* **Objective**
Take the entries below and print all of them exactly, please.

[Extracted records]
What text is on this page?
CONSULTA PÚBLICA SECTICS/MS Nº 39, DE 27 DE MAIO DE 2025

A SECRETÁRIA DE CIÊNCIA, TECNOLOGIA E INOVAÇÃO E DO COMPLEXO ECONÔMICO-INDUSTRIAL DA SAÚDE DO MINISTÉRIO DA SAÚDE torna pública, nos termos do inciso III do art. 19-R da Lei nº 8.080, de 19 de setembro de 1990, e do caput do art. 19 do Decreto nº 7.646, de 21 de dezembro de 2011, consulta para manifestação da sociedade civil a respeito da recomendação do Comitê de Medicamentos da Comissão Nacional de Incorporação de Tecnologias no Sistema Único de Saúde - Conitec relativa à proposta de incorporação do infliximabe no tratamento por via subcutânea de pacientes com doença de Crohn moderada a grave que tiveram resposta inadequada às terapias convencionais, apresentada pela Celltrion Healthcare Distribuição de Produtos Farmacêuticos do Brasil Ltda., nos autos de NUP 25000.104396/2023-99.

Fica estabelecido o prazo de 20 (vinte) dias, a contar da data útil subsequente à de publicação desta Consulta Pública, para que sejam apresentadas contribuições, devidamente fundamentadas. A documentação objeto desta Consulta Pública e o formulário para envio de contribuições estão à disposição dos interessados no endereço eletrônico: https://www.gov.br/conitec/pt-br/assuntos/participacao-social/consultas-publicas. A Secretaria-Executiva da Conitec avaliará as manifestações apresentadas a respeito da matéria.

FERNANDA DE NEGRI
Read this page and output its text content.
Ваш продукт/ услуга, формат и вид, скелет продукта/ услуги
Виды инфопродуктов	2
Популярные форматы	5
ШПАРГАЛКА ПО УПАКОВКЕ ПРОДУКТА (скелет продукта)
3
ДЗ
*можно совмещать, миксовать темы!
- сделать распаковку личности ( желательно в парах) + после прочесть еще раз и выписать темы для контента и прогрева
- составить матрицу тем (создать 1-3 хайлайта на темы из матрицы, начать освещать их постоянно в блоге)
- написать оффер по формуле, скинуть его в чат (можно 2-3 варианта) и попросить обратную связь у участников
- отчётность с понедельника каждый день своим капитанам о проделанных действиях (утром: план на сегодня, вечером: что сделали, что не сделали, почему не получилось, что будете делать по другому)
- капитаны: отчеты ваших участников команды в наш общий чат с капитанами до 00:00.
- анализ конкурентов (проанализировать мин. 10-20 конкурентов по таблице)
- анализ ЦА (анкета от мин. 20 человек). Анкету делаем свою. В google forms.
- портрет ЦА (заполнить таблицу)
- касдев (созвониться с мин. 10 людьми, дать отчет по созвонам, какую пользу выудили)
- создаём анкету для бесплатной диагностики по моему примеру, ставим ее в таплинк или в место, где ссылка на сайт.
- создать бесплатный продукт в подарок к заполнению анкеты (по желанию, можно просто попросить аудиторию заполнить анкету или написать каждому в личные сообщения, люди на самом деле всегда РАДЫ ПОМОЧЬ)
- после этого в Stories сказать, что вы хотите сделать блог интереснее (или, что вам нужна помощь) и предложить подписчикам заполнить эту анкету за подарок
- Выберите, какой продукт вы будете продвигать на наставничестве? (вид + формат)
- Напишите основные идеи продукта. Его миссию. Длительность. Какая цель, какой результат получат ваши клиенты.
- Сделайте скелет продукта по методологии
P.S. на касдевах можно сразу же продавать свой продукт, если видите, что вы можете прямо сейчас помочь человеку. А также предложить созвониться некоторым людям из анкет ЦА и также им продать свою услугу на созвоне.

* **Full answer**
What text is on this page?
CONSULTA PÚBLICA SECTICS/MS Nº 39, DE 27 DE MAIO DE 2025

A SECRETÁRIA DE CIÊNCIA, TECNOLOGIA E INOVAÇÃO E DO COMPLEXO ECONÔMICO-INDUSTRIAL DA SAÚDE DO MINISTÉRIO DA SAÚDE torna pública, nos termos do inciso III do art. 19-R da Lei nº 8.080, de 19 de setembro de 1990, e do caput do art. 19 do Decreto nº 7.646, de 21 de dezembro de 2011, consulta para manifestação da sociedade civil a respeito da recomendação do Comitê de Medicamentos da Comissão Nacional de Incorporação de Tecnologias no Sistema Único de Saúde - Conitec relativa à proposta de incorporação do infliximabe no tratamento por via subcutânea de pacientes com doença de Crohn moderada a grave que tiveram resposta inadequada às terapias convencionais, apresentada pela Celltrion Healthcare Distribuição de Produtos Farmacêuticos do Brasil Ltda., nos autos de NUP 25000.104396/2023-99.

Fica estabelecido o prazo de 20 (vinte) dias, a contar da data útil subsequente à de publicação desta Consulta Pública, para que sejam apresentadas contribuições, devidamente fundamentadas. A documentação objeto desta Consulta Pública e o formulário para envio de contribuições estão à disposição dos interessados no endereço eletrônico: https://www.gov.br/conitec/pt-br/assuntos/participacao-social/consultas-publicas. A Secretaria-Executiva da Conitec avaliará as manifestações apresentadas a respeito da matéria.

FERNANDA DE NEGRI
Read this page and output its text content.
Ваш продукт/ услуга, формат и вид, скелет продукта/ услуги
Виды инфопродуктов	2
Популярные форматы	5
ШПАРГАЛКА ПО УПАКОВКЕ ПРОДУКТА (скелет продукта)
3
ДЗ
*можно совмещать, миксовать темы!
- сделать распаковку личности ( желательно в парах) + после прочесть еще раз и выписать темы для контента и прогрева
- составить матрицу тем (создать 1-3 хайлайта на темы из матрицы, начать освещать их постоянно в блоге)
- написать оффер по формуле, скинуть его в чат (можно 2-3 варианта) и попросить обратную связь у участников
- отчётность с понедельника каждый день своим капитанам о проделанных действиях (утром: план на сегодня, вечером: что сделали, что не сделали, почему не получилось, что будете делать по другому)
- капитаны: отчеты ваших участников команды в наш общий чат с капитанами до 00:00.
- анализ конкурентов (проанализировать мин. 10-20 конкурентов по таблице)
- анализ ЦА (анкета от мин. 20 человек). Анкету делаем свою. В google forms.
- портрет ЦА (заполнить таблицу)
- касдев (созвониться с мин. 10 людьми, дать отчет по созвонам, какую пользу выудили)
- создаём анкету для бесплатной диагностики по моему примеру, ставим ее в таплинк или в место, где ссылка на сайт.
- создать бесплатный продукт в подарок к заполнению анкеты (по желанию, можно просто попросить аудиторию заполнить анкету или написать каждому в личные сообщения, люди на самом деле всегда РАДЫ ПОМОЧЬ)
- после этого в Stories сказать, что вы хотите сделать блог интереснее (или, что вам нужна помощь) и предложить подписчикам заполнить эту анкету за подарок
- Выберите, какой продукт вы будете продвигать на наставничестве? (вид + формат)
- Напишите основные идеи продукта. Его миссию. Длительность. Какая цель, какой результат получат ваши клиенты.
- Сделайте скелет продукта по методологии
P.S. на касдевах можно сразу же продавать свой продукт, если видите, что вы можете прямо сейчас помочь человеку. А также предложить созвониться некоторым людям из анкет ЦА и также им продать свою услугу на созвоне.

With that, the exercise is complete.